---- DATASET RECORDS
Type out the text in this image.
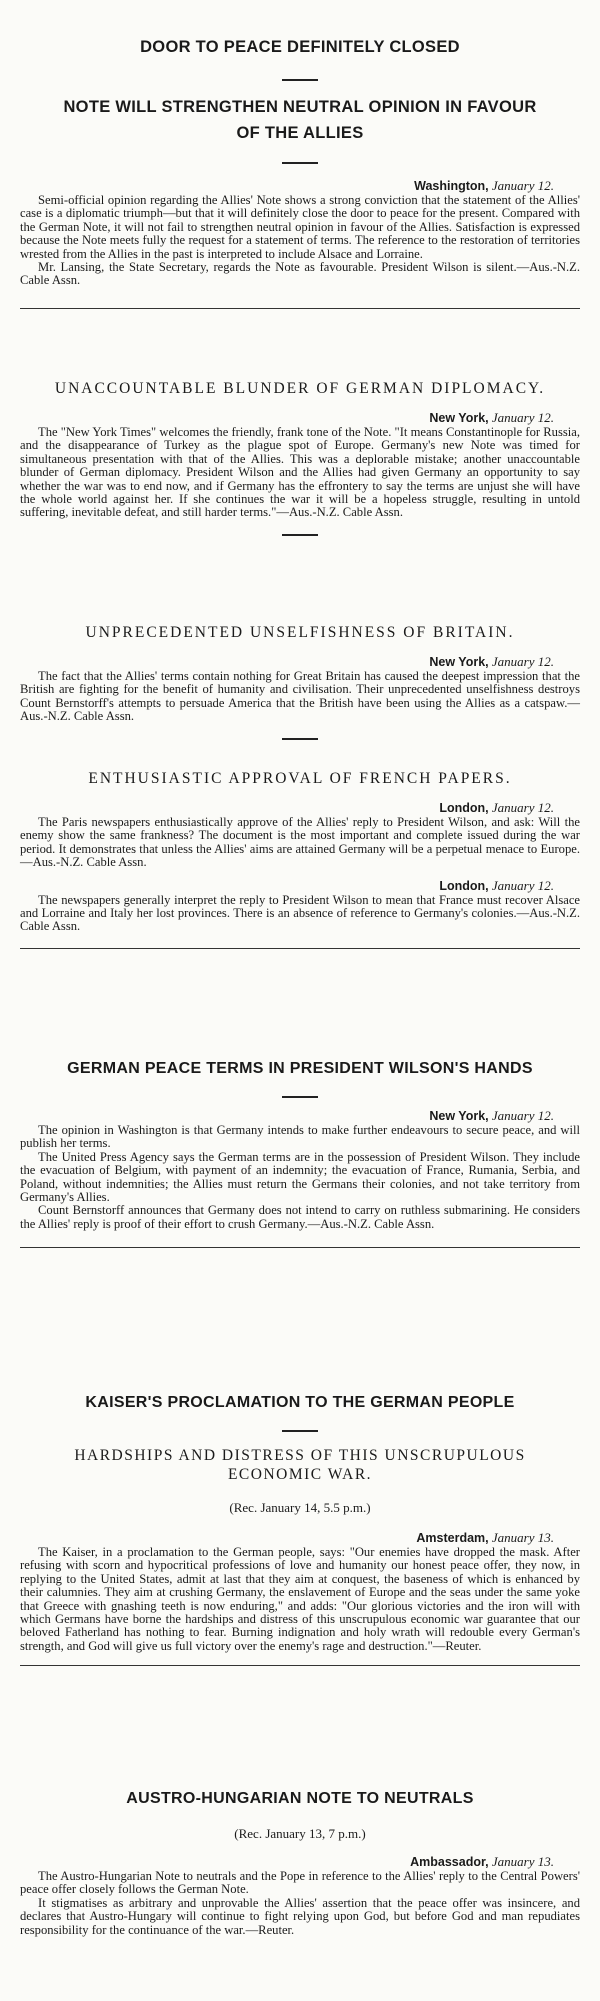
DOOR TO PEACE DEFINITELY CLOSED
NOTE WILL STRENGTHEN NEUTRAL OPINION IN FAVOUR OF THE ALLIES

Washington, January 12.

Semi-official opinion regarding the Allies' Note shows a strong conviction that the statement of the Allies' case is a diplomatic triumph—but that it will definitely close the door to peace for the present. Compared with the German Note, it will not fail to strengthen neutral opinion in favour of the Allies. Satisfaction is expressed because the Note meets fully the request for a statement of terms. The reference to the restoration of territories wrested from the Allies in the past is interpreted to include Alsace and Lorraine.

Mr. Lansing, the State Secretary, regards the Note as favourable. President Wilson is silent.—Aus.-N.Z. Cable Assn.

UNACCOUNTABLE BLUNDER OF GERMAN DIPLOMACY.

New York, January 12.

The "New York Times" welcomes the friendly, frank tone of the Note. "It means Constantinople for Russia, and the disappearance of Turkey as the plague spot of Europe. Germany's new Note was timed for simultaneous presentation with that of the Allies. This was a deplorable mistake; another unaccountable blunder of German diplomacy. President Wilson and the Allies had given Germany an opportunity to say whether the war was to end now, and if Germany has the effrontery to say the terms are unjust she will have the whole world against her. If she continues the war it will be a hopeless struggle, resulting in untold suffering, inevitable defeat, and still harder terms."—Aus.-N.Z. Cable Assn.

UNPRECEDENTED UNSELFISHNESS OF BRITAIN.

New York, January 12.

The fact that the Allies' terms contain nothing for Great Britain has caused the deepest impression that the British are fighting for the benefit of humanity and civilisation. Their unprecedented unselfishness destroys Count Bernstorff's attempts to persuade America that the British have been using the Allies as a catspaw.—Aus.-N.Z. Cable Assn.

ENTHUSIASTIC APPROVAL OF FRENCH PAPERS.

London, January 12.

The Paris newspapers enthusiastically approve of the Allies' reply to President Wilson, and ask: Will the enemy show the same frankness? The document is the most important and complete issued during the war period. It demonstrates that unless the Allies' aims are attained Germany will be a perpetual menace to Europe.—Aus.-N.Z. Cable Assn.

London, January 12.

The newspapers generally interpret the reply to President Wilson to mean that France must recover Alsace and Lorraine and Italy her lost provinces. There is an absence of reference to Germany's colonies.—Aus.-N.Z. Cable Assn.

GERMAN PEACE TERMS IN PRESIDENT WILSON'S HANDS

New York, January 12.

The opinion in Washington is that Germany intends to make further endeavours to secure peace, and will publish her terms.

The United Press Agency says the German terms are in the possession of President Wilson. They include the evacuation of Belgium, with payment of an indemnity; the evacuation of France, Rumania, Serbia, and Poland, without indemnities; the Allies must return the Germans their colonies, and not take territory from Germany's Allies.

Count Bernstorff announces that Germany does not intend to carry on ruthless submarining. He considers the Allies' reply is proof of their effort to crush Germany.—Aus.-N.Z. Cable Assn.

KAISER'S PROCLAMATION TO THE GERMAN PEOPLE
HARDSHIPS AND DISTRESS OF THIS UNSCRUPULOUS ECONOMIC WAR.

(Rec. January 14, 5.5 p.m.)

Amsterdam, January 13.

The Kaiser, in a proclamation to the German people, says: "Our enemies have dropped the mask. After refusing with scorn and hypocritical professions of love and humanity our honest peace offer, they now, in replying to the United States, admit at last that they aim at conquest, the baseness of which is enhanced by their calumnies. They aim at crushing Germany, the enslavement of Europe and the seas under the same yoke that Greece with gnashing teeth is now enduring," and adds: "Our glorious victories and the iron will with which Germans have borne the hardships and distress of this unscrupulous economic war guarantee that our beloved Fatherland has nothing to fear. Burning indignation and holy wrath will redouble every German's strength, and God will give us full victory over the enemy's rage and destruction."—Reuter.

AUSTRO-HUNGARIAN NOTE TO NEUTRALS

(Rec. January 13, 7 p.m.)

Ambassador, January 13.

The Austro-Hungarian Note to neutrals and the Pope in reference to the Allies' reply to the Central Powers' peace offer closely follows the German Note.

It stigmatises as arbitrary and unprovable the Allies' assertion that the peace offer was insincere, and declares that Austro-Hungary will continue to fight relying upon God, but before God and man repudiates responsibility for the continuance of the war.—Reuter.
--------
Output the material word for word, omitting its pictures.

Type out the text in this image.
DOOR TO PEACE DEFINITELY CLOSED
NOTE WILL STRENGTHEN NEUTRAL OPINION IN FAVOUR OF THE ALLIES

Washington, January 12.

Semi-official opinion regarding the Allies' Note shows a strong conviction that the statement of the Allies' case is a diplomatic triumph—but that it will definitely close the door to peace for the present. Compared with the German Note, it will not fail to strengthen neutral opinion in favour of the Allies. Satisfaction is expressed because the Note meets fully the request for a statement of terms. The reference to the restoration of territories wrested from the Allies in the past is interpreted to include Alsace and Lorraine.

Mr. Lansing, the State Secretary, regards the Note as favourable. President Wilson is silent.—Aus.-N.Z. Cable Assn.

UNACCOUNTABLE BLUNDER OF GERMAN DIPLOMACY.

New York, January 12.

The "New York Times" welcomes the friendly, frank tone of the Note. "It means Constantinople for Russia, and the disappearance of Turkey as the plague spot of Europe. Germany's new Note was timed for simultaneous presentation with that of the Allies. This was a deplorable mistake; another unaccountable blunder of German diplomacy. President Wilson and the Allies had given Germany an opportunity to say whether the war was to end now, and if Germany has the effrontery to say the terms are unjust she will have the whole world against her. If she continues the war it will be a hopeless struggle, resulting in untold suffering, inevitable defeat, and still harder terms."—Aus.-N.Z. Cable Assn.

UNPRECEDENTED UNSELFISHNESS OF BRITAIN.

New York, January 12.

The fact that the Allies' terms contain nothing for Great Britain has caused the deepest impression that the British are fighting for the benefit of humanity and civilisation. Their unprecedented unselfishness destroys Count Bernstorff's attempts to persuade America that the British have been using the Allies as a catspaw.—Aus.-N.Z. Cable Assn.

ENTHUSIASTIC APPROVAL OF FRENCH PAPERS.

London, January 12.

The Paris newspapers enthusiastically approve of the Allies' reply to President Wilson, and ask: Will the enemy show the same frankness? The document is the most important and complete issued during the war period. It demonstrates that unless the Allies' aims are attained Germany will be a perpetual menace to Europe.—Aus.-N.Z. Cable Assn.

London, January 12.

The newspapers generally interpret the reply to President Wilson to mean that France must recover Alsace and Lorraine and Italy her lost provinces. There is an absence of reference to Germany's colonies.—Aus.-N.Z. Cable Assn.

GERMAN PEACE TERMS IN PRESIDENT WILSON'S HANDS

New York, January 12.

The opinion in Washington is that Germany intends to make further endeavours to secure peace, and will publish her terms.

The United Press Agency says the German terms are in the possession of President Wilson. They include the evacuation of Belgium, with payment of an indemnity; the evacuation of France, Rumania, Serbia, and Poland, without indemnities; the Allies must return the Germans their colonies, and not take territory from Germany's Allies.

Count Bernstorff announces that Germany does not intend to carry on ruthless submarining. He considers the Allies' reply is proof of their effort to crush Germany.—Aus.-N.Z. Cable Assn.

KAISER'S PROCLAMATION TO THE GERMAN PEOPLE
HARDSHIPS AND DISTRESS OF THIS UNSCRUPULOUS ECONOMIC WAR.

(Rec. January 14, 5.5 p.m.)

Amsterdam, January 13.

The Kaiser, in a proclamation to the German people, says: "Our enemies have dropped the mask. After refusing with scorn and hypocritical professions of love and humanity our honest peace offer, they now, in replying to the United States, admit at last that they aim at conquest, the baseness of which is enhanced by their calumnies. They aim at crushing Germany, the enslavement of Europe and the seas under the same yoke that Greece with gnashing teeth is now enduring," and adds: "Our glorious victories and the iron will with which Germans have borne the hardships and distress of this unscrupulous economic war guarantee that our beloved Fatherland has nothing to fear. Burning indignation and holy wrath will redouble every German's strength, and God will give us full victory over the enemy's rage and destruction."—Reuter.

AUSTRO-HUNGARIAN NOTE TO NEUTRALS

(Rec. January 13, 7 p.m.)

Ambassador, January 13.

The Austro-Hungarian Note to neutrals and the Pope in reference to the Allies' reply to the Central Powers' peace offer closely follows the German Note.

It stigmatises as arbitrary and unprovable the Allies' assertion that the peace offer was insincere, and declares that Austro-Hungary will continue to fight relying upon God, but before God and man repudiates responsibility for the continuance of the war.—Reuter.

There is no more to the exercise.